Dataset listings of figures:
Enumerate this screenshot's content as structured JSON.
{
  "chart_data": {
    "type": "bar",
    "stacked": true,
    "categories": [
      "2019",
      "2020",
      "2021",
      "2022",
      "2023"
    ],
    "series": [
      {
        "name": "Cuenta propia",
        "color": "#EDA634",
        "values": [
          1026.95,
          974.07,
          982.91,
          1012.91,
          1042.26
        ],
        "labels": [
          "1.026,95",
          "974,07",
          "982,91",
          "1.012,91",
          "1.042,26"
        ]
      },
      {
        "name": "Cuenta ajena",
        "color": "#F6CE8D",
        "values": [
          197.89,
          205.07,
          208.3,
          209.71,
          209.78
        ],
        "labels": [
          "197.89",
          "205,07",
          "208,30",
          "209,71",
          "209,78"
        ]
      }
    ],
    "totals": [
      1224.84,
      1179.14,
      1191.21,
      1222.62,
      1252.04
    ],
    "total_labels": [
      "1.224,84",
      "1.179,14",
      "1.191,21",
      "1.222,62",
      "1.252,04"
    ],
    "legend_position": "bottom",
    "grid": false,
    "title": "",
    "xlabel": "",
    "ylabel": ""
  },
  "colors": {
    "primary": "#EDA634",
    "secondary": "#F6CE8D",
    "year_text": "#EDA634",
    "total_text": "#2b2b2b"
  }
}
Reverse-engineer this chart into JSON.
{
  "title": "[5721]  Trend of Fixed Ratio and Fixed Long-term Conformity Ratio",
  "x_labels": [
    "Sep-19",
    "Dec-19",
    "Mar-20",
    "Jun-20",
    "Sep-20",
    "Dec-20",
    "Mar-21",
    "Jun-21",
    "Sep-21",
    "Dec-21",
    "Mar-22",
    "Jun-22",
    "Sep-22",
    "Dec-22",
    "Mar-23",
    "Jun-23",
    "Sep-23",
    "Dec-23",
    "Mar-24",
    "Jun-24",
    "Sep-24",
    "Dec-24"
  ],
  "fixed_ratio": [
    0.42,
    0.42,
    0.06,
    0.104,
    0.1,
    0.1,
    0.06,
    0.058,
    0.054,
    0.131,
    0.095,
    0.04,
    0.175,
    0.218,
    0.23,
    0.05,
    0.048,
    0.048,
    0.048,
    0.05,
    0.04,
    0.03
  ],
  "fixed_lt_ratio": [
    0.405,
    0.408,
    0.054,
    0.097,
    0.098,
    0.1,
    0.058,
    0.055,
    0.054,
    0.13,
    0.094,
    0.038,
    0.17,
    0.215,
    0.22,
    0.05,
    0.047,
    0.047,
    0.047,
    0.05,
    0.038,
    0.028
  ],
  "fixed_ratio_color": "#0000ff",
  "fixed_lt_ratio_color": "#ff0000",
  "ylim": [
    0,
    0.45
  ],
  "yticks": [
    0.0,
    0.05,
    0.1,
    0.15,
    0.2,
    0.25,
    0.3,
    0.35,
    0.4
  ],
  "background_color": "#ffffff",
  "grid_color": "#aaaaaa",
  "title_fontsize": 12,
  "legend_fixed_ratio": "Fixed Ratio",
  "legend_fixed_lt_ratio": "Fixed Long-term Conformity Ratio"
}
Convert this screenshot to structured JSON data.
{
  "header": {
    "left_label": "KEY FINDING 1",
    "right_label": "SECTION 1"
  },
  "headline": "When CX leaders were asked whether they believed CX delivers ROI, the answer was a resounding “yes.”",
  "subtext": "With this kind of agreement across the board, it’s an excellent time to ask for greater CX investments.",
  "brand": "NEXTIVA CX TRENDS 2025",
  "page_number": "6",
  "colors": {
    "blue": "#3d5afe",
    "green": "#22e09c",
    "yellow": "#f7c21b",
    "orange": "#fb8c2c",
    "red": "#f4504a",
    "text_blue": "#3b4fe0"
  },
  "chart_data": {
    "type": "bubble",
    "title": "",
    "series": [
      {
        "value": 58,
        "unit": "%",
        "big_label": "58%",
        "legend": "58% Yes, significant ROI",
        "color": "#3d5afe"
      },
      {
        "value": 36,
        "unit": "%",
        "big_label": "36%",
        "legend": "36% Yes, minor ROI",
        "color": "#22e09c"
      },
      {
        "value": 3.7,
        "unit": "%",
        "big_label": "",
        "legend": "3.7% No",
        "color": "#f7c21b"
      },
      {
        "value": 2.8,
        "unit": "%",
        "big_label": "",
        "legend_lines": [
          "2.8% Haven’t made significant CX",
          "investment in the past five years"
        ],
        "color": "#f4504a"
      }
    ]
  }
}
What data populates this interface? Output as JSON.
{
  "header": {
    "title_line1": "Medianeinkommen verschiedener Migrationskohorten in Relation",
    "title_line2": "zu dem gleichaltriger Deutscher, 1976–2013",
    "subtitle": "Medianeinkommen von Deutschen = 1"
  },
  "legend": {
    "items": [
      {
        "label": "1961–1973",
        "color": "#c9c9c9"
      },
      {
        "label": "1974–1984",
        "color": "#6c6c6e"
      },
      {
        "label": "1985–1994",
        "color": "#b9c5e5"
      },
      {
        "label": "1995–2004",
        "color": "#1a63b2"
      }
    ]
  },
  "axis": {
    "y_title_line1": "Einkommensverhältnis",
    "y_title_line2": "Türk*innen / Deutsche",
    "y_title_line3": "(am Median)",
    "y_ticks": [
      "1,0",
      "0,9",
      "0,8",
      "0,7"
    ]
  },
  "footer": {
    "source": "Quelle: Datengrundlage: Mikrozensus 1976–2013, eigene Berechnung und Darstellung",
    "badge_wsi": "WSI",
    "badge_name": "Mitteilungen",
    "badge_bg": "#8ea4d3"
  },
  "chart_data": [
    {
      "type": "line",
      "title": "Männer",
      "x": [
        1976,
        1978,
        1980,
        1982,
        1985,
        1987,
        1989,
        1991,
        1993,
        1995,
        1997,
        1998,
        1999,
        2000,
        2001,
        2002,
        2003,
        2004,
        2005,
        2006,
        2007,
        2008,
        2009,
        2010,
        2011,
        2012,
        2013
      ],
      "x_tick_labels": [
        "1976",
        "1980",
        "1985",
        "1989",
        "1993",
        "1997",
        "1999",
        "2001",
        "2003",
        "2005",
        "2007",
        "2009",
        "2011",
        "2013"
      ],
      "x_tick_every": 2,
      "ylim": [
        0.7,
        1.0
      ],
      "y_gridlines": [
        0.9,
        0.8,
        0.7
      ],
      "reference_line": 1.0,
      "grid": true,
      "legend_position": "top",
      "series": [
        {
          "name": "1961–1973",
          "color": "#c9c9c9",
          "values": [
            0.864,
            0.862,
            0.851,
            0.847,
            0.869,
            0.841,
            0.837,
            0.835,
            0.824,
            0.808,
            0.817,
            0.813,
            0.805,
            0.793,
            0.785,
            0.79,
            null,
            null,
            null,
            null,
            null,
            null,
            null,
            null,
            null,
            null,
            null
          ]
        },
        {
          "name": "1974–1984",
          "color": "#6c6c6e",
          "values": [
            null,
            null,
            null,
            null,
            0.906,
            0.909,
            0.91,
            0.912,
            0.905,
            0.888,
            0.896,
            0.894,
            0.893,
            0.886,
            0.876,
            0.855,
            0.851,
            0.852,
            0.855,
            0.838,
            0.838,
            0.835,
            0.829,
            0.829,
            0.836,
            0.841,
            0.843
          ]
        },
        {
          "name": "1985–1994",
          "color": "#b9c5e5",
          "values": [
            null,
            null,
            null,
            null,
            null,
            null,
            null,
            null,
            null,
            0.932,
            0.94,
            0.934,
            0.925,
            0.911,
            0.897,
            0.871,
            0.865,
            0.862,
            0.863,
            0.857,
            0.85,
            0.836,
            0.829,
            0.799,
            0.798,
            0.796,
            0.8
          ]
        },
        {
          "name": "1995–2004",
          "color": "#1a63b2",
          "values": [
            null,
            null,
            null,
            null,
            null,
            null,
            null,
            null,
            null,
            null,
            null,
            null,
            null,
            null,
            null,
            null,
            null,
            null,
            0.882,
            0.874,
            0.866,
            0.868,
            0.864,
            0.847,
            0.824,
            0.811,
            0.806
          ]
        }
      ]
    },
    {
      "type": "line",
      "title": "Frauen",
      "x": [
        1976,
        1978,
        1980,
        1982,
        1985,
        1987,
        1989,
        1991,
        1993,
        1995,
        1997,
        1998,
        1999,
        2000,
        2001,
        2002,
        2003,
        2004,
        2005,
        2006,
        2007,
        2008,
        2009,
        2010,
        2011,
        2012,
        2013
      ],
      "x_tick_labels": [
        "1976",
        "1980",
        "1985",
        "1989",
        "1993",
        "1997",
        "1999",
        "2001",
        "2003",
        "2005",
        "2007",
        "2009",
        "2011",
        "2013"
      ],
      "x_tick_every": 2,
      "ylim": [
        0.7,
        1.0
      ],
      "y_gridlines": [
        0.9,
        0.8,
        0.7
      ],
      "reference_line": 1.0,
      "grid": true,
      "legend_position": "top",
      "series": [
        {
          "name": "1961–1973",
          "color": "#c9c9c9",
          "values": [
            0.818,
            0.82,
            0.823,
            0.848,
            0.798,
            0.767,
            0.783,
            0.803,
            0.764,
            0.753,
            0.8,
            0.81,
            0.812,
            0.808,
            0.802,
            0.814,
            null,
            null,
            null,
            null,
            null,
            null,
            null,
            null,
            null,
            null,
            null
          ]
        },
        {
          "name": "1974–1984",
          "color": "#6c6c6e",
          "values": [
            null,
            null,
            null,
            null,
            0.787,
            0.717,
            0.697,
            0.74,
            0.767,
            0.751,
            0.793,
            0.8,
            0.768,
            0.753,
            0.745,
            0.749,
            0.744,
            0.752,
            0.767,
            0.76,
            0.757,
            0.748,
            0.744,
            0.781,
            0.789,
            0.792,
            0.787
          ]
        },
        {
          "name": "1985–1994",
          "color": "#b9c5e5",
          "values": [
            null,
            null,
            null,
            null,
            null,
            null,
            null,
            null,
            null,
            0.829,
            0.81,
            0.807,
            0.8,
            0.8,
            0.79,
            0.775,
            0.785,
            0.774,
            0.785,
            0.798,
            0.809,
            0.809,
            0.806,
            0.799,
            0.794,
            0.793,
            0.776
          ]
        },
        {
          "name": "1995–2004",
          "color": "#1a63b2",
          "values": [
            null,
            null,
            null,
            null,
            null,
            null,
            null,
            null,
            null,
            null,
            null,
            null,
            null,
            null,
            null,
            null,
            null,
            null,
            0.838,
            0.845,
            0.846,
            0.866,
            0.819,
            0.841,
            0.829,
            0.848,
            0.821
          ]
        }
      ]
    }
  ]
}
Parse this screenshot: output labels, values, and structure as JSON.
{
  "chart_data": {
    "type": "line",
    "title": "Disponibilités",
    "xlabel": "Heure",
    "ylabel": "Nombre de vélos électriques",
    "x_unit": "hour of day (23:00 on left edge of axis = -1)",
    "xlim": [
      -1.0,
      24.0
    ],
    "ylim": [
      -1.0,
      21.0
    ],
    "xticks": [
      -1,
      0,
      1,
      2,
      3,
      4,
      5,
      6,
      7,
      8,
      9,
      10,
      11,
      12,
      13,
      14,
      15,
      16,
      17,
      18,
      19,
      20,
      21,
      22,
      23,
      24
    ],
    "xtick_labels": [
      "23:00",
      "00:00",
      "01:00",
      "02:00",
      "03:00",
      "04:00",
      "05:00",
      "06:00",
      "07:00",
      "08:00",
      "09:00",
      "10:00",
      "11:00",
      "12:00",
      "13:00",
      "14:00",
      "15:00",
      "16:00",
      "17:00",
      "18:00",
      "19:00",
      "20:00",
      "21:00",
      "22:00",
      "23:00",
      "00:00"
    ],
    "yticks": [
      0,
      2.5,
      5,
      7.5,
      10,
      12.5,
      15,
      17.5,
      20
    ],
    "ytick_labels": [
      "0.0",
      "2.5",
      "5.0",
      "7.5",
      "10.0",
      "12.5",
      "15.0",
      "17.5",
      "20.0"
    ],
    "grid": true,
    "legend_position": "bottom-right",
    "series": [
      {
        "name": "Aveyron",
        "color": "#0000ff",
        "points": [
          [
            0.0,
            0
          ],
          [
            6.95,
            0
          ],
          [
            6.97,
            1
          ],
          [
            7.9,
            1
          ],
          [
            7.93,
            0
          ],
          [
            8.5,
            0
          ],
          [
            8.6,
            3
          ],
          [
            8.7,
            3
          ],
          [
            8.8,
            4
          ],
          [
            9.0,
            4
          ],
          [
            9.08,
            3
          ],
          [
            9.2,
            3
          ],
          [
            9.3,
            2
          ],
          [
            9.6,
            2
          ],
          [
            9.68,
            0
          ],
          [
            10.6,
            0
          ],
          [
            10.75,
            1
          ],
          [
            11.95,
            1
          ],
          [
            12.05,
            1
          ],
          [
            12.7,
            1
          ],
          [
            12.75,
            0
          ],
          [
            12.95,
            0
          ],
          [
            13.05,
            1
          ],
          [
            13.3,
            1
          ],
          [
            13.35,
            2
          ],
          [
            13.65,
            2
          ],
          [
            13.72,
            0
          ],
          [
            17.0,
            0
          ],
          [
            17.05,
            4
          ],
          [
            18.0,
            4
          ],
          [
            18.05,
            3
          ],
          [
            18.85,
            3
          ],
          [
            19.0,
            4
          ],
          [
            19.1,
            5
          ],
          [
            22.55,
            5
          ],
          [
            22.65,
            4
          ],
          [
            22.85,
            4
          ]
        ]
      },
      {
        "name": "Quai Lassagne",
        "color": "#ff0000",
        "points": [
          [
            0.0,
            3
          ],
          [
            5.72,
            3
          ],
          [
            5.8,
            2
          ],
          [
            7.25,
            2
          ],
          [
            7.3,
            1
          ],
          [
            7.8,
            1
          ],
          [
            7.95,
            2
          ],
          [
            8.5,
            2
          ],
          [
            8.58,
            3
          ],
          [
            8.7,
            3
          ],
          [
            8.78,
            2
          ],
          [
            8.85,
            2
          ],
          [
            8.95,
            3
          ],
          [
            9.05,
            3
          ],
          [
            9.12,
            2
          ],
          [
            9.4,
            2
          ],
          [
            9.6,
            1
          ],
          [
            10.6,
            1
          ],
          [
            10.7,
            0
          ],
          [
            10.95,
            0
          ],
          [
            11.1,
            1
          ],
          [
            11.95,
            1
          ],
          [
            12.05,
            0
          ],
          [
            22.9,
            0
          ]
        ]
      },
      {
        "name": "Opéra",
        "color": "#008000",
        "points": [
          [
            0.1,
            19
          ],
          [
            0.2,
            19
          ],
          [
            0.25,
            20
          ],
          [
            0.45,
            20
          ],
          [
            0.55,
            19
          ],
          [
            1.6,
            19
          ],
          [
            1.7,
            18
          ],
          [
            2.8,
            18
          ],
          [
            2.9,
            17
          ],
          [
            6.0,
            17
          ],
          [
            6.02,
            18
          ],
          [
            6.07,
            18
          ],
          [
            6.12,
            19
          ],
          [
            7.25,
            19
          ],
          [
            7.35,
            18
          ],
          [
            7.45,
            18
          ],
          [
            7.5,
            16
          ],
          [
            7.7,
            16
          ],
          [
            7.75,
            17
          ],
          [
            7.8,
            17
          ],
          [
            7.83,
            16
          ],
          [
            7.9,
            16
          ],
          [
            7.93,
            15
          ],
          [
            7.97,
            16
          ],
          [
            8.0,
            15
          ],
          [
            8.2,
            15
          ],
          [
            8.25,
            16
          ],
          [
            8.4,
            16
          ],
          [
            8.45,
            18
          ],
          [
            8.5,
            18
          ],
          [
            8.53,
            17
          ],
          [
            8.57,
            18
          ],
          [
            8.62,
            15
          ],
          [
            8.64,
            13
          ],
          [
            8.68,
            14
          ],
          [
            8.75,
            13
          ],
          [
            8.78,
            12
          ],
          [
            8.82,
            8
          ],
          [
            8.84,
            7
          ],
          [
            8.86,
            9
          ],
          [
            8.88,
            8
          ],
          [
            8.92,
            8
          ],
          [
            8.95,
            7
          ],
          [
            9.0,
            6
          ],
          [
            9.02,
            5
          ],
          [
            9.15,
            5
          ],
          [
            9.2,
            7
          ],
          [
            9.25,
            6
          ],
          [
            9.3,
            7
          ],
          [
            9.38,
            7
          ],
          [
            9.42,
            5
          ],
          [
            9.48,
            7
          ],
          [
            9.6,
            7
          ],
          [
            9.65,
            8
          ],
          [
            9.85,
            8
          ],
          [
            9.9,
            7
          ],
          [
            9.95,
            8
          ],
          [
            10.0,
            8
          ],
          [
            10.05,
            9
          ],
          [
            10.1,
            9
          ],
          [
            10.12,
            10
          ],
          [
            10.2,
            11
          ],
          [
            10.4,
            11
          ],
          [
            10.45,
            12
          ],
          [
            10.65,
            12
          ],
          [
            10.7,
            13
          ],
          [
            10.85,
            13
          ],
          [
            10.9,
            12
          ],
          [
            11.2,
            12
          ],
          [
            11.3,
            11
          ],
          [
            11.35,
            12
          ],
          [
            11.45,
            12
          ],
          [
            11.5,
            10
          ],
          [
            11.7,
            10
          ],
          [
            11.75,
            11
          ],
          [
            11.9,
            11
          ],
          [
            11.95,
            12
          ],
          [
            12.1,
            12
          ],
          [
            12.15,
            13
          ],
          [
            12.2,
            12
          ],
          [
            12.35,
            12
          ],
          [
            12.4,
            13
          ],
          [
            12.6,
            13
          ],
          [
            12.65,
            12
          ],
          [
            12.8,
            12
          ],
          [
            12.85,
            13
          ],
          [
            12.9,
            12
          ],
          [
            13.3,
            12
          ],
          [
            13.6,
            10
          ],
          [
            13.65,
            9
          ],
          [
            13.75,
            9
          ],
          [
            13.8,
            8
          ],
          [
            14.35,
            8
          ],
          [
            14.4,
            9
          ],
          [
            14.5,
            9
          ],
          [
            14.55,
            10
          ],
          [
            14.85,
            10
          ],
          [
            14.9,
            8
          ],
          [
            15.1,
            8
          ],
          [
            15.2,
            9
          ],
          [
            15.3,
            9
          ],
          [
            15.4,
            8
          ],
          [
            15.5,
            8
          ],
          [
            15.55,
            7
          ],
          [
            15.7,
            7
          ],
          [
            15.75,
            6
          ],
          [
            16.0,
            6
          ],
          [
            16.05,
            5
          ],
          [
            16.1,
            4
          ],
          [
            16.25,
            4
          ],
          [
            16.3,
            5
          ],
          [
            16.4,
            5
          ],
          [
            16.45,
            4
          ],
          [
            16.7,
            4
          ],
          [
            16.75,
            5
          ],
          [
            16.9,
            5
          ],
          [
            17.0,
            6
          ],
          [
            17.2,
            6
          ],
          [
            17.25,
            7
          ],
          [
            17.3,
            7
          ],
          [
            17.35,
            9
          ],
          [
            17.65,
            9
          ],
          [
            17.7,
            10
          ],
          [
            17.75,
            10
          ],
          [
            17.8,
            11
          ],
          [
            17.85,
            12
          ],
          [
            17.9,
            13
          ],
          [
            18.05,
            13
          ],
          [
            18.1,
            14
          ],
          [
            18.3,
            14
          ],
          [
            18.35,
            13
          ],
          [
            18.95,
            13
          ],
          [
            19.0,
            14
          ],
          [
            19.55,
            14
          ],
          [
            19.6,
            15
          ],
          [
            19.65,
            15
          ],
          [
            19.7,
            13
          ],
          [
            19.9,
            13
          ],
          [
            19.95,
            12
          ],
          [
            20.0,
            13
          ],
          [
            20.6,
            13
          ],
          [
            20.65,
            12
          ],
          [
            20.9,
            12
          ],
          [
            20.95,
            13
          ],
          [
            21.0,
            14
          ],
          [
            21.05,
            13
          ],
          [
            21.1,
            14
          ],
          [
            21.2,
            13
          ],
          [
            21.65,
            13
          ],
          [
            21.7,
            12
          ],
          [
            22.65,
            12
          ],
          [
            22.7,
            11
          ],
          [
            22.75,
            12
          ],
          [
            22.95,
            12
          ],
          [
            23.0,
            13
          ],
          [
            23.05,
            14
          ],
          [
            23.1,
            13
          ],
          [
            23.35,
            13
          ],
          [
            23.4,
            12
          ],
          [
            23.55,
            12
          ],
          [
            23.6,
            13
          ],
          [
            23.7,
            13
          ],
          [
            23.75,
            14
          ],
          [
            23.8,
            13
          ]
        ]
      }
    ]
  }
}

▶ **TASK DETAILS**:
Return all lines containing "bottom".

▶ **TASK ANSWER**:
    "legend_position": "bottom",
    "legend_position": "bottom-right",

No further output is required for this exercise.